Swap every "contour-band" in the data below for "contour-fill" and keep everything else unchanged. Omit the pictures from your answer.

::::::

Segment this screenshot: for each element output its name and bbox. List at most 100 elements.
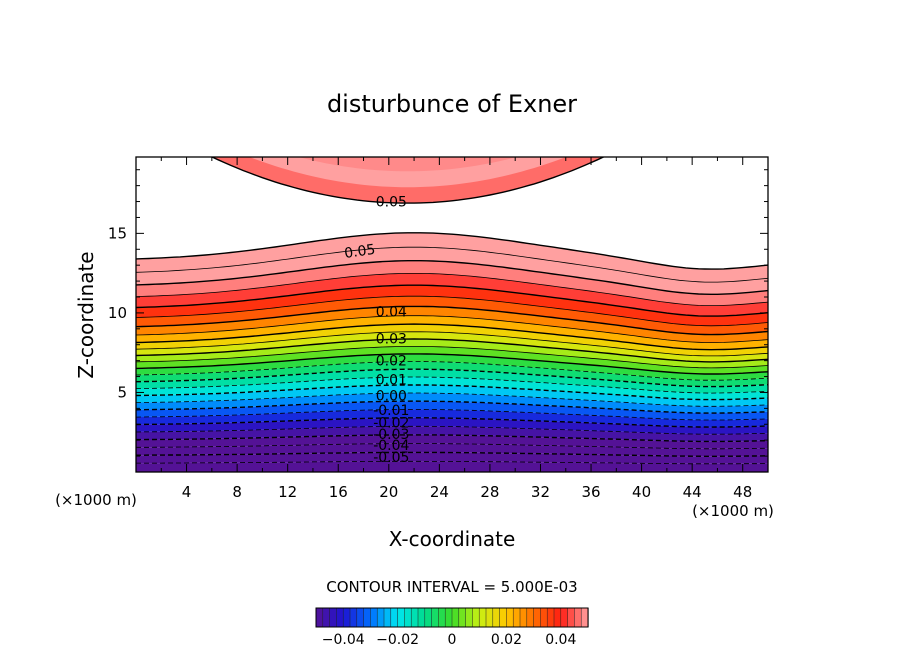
colorbar-swatch <box>390 607 399 628</box>
contour-line <box>136 284 768 317</box>
contour-lines <box>136 157 768 465</box>
x-unit-right: (×1000 m) <box>692 502 774 520</box>
contour-band <box>136 443 768 457</box>
colorbar-swatch <box>574 607 582 628</box>
contour-band <box>136 247 768 295</box>
colorbar-swatch <box>465 607 474 628</box>
colorbar-swatch <box>553 607 562 628</box>
contour-line <box>136 376 768 394</box>
colorbar-swatch <box>472 607 480 628</box>
x-tick-label: 4 <box>182 483 192 501</box>
contour-line <box>136 392 768 407</box>
contour-label: 0.05 <box>343 242 376 262</box>
contour-band <box>136 385 768 407</box>
x-tick-label: 44 <box>683 483 702 501</box>
contour-band <box>136 461 768 472</box>
colorbar-swatch <box>322 607 331 628</box>
contour-line <box>136 232 768 270</box>
colorbar-frame <box>315 607 589 628</box>
contour-label: 0.05 <box>376 195 407 211</box>
contour-line <box>136 368 768 388</box>
colorbar-swatch <box>478 607 487 628</box>
contour-line <box>136 384 768 401</box>
contour-band <box>136 361 768 387</box>
contour-label: 0.01 <box>376 373 407 389</box>
x-tick-label: 20 <box>379 483 398 501</box>
contour-band <box>136 409 768 428</box>
colorbar-swatch <box>315 607 324 628</box>
colorbar-swatch <box>383 607 392 628</box>
y-tick-label: 10 <box>108 304 127 322</box>
colorbar-swatch <box>376 607 385 628</box>
colorbar-swatch <box>424 607 433 628</box>
x-unit-left: (×1000 m) <box>55 491 137 509</box>
contour-band <box>136 434 768 449</box>
contour-line <box>136 443 768 450</box>
contour-line <box>136 361 768 381</box>
contour-line <box>136 425 768 435</box>
colorbar-swatch <box>356 607 365 628</box>
colorbar-swatch <box>431 607 440 628</box>
x-tick-label: 8 <box>232 483 242 501</box>
colorbar-swatch <box>526 607 535 628</box>
contour-line <box>136 305 768 336</box>
contour-label: 0.02 <box>376 354 407 370</box>
colorbar-swatch <box>451 607 460 628</box>
contour-line <box>136 295 768 327</box>
y-tick-label: 5 <box>117 383 127 401</box>
contour-interval-text: CONTOUR INTERVAL = 5.000E-03 <box>326 578 577 596</box>
x-tick-labels: 4 8 12 16 20 24 28 32 36 40 44 48 <box>182 483 752 501</box>
contour-label: 0.03 <box>376 331 407 347</box>
contour-band <box>136 324 768 356</box>
contour-band <box>136 232 768 283</box>
contour-labels: 0.050.050.040.030.020.010.00-0.01-0.02-0… <box>343 195 409 466</box>
colorbar-tick-label: −0.02 <box>376 632 419 648</box>
contour-label: 0.04 <box>376 304 407 320</box>
colorbar-swatch <box>533 607 542 628</box>
colorbar-swatch <box>370 607 378 628</box>
contour-band-top <box>298 157 517 172</box>
colorbar-swatch <box>342 607 351 628</box>
contour-line <box>136 417 768 428</box>
x-tick-label: 24 <box>430 483 449 501</box>
x-tick-label: 12 <box>278 483 297 501</box>
colorbar-swatch <box>512 607 521 628</box>
x-tick-label: 48 <box>733 483 752 501</box>
contour-line <box>136 273 768 306</box>
colorbar-swatch <box>546 607 555 628</box>
y-axis-label: Z-coordinate <box>74 251 98 378</box>
colorbar <box>315 607 589 628</box>
colorbar-swatch <box>492 607 501 628</box>
colorbar-swatch <box>444 607 453 628</box>
contour-line <box>136 338 768 363</box>
colorbar-swatch <box>410 607 419 628</box>
colorbar-swatch <box>458 607 467 628</box>
x-tick-label: 16 <box>329 483 348 501</box>
colorbar-swatch <box>336 607 344 628</box>
contour-line <box>136 346 768 369</box>
contour-band <box>136 401 768 420</box>
contour-label: 0.00 <box>376 389 407 405</box>
colorbar-swatch <box>499 607 508 628</box>
contour-label: -0.01 <box>373 403 409 419</box>
contour-band <box>136 331 768 362</box>
colorbar-swatch <box>438 607 446 628</box>
colorbar-tick-labels: −0.04 −0.02 0 0.02 0.04 <box>322 632 577 648</box>
contour-line <box>136 323 768 351</box>
y-tick-label: 15 <box>108 224 127 242</box>
contour-line <box>136 260 768 295</box>
contour-label: -0.04 <box>373 438 409 454</box>
x-tick-label: 40 <box>632 483 651 501</box>
colorbar-swatch <box>540 607 548 628</box>
colorbar-swatch <box>519 607 528 628</box>
colorbar-tick-label: 0.02 <box>491 632 522 648</box>
plot-frame <box>135 156 769 473</box>
contour-label: -0.05 <box>373 450 409 466</box>
colorbar-swatch <box>560 607 569 628</box>
contour-band <box>136 273 768 317</box>
plot-area: 0.050.050.040.030.020.010.00-0.01-0.02-0… <box>135 156 769 473</box>
contour-line <box>136 434 768 443</box>
colorbar-swatch <box>363 607 372 628</box>
contour-line <box>210 157 606 204</box>
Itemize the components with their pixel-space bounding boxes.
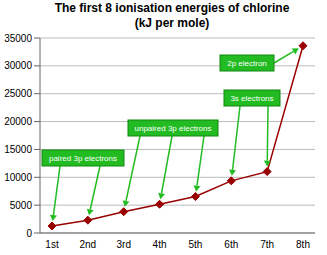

::::::

● **PROBLEM SOLUTION**
Segment this screenshot: for each element output its name and bbox. List at most 100 elements.
colorbar-swatch <box>390 607 399 628</box>
contour-line <box>136 284 768 317</box>
contour-lines <box>136 157 768 465</box>
x-unit-right: (×1000 m) <box>692 502 774 520</box>
contour-fill <box>136 443 768 457</box>
colorbar-swatch <box>574 607 582 628</box>
contour-fill <box>136 247 768 295</box>
colorbar-swatch <box>465 607 474 628</box>
colorbar-swatch <box>553 607 562 628</box>
contour-line <box>136 376 768 394</box>
colorbar-swatch <box>472 607 480 628</box>
x-tick-label: 4 <box>182 483 192 501</box>
contour-line <box>136 392 768 407</box>
contour-label: 0.05 <box>343 242 376 262</box>
contour-fill <box>136 385 768 407</box>
x-tick-label: 44 <box>683 483 702 501</box>
contour-fill <box>136 461 768 472</box>
colorbar-swatch <box>322 607 331 628</box>
contour-line <box>136 232 768 270</box>
colorbar-frame <box>315 607 589 628</box>
contour-label: 0.05 <box>376 195 407 211</box>
contour-line <box>136 368 768 388</box>
colorbar-swatch <box>478 607 487 628</box>
contour-line <box>136 384 768 401</box>
contour-fill <box>136 361 768 387</box>
contour-label: 0.01 <box>376 373 407 389</box>
x-tick-label: 20 <box>379 483 398 501</box>
contour-fill <box>136 409 768 428</box>
colorbar-swatch <box>315 607 324 628</box>
colorbar-swatch <box>383 607 392 628</box>
y-tick-label: 10 <box>108 304 127 322</box>
colorbar-swatch <box>376 607 385 628</box>
colorbar-swatch <box>424 607 433 628</box>
x-unit-left: (×1000 m) <box>55 491 137 509</box>
contour-fill <box>136 434 768 449</box>
contour-line <box>136 443 768 450</box>
contour-line <box>136 361 768 381</box>
contour-line <box>136 425 768 435</box>
colorbar-swatch <box>356 607 365 628</box>
colorbar-swatch <box>431 607 440 628</box>
x-tick-label: 8 <box>232 483 242 501</box>
colorbar-swatch <box>526 607 535 628</box>
contour-line <box>136 305 768 336</box>
contour-label: 0.02 <box>376 354 407 370</box>
colorbar-swatch <box>451 607 460 628</box>
contour-line <box>136 295 768 327</box>
y-tick-label: 5 <box>117 383 127 401</box>
contour-interval-text: CONTOUR INTERVAL = 5.000E-03 <box>326 578 577 596</box>
x-tick-labels: 4 8 12 16 20 24 28 32 36 40 44 48 <box>182 483 752 501</box>
contour-label: 0.03 <box>376 331 407 347</box>
contour-fill <box>136 324 768 356</box>
contour-fill <box>136 232 768 283</box>
contour-labels: 0.050.050.040.030.020.010.00-0.01-0.02-0… <box>343 195 409 466</box>
colorbar-tick-label: −0.02 <box>376 632 419 648</box>
contour-label: 0.04 <box>376 304 407 320</box>
colorbar-swatch <box>533 607 542 628</box>
colorbar-swatch <box>370 607 378 628</box>
contour-fill-top <box>298 157 517 172</box>
colorbar-swatch <box>342 607 351 628</box>
contour-line <box>136 417 768 428</box>
x-tick-label: 24 <box>430 483 449 501</box>
x-tick-label: 12 <box>278 483 297 501</box>
colorbar-swatch <box>512 607 521 628</box>
x-tick-label: 48 <box>733 483 752 501</box>
contour-line <box>136 273 768 306</box>
colorbar-swatch <box>546 607 555 628</box>
y-axis-label: Z-coordinate <box>74 251 98 378</box>
colorbar <box>315 607 589 628</box>
colorbar-swatch <box>492 607 501 628</box>
colorbar-swatch <box>444 607 453 628</box>
contour-line <box>136 338 768 363</box>
colorbar-swatch <box>410 607 419 628</box>
colorbar-swatch <box>458 607 467 628</box>
x-tick-label: 16 <box>329 483 348 501</box>
colorbar-swatch <box>336 607 344 628</box>
contour-line <box>136 346 768 369</box>
contour-fill <box>136 401 768 420</box>
contour-label: 0.00 <box>376 389 407 405</box>
colorbar-swatch <box>499 607 508 628</box>
contour-label: -0.01 <box>373 403 409 419</box>
contour-fill <box>136 331 768 362</box>
colorbar-swatch <box>438 607 446 628</box>
colorbar-tick-labels: −0.04 −0.02 0 0.02 0.04 <box>322 632 577 648</box>
contour-line <box>136 323 768 351</box>
y-tick-label: 15 <box>108 224 127 242</box>
contour-line <box>136 260 768 295</box>
contour-label: -0.04 <box>373 438 409 454</box>
x-tick-label: 40 <box>632 483 651 501</box>
colorbar-swatch <box>540 607 548 628</box>
colorbar-swatch <box>519 607 528 628</box>
colorbar-tick-label: 0.02 <box>491 632 522 648</box>
plot-frame <box>135 156 769 473</box>
contour-label: -0.05 <box>373 450 409 466</box>
colorbar-swatch <box>560 607 569 628</box>
contour-fill <box>136 273 768 317</box>
plot-area: 0.050.050.040.030.020.010.00-0.01-0.02-0… <box>135 156 769 473</box>
contour-line <box>136 434 768 443</box>
colorbar-swatch <box>363 607 372 628</box>
contour-line <box>210 157 606 204</box>
Itemize the components with their pixel-space bounding boxes.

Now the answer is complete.